-- Begin DATA TO PROCESS --
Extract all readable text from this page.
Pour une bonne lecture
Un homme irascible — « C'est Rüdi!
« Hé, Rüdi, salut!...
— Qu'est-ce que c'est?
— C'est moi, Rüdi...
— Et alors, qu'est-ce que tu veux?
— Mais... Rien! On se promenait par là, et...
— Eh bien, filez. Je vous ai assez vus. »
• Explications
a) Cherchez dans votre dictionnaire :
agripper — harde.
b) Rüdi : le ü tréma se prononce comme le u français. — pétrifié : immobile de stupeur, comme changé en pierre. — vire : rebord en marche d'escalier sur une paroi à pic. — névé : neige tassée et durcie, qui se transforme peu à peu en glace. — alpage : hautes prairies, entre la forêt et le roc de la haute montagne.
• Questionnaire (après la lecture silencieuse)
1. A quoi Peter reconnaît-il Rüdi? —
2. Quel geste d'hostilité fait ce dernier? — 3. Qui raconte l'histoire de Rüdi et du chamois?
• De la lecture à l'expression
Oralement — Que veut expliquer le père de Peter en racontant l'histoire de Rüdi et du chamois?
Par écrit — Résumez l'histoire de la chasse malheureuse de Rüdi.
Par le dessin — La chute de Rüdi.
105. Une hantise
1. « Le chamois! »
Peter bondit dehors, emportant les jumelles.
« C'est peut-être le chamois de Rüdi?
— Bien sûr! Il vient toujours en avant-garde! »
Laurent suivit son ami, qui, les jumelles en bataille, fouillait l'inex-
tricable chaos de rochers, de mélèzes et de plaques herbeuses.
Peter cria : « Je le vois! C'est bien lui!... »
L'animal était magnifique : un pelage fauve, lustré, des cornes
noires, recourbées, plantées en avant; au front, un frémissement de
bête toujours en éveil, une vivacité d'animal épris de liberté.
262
-- End DATA TO PROCESS --
**STATED GOAL**: Copy out all lines from the material above that contain the string "jumelles".

**COMPLETED TASK**:
Peter bondit dehors, emportant les jumelles.
Laurent suivit son ami, qui, les jumelles en bataille, fouillait l'inex-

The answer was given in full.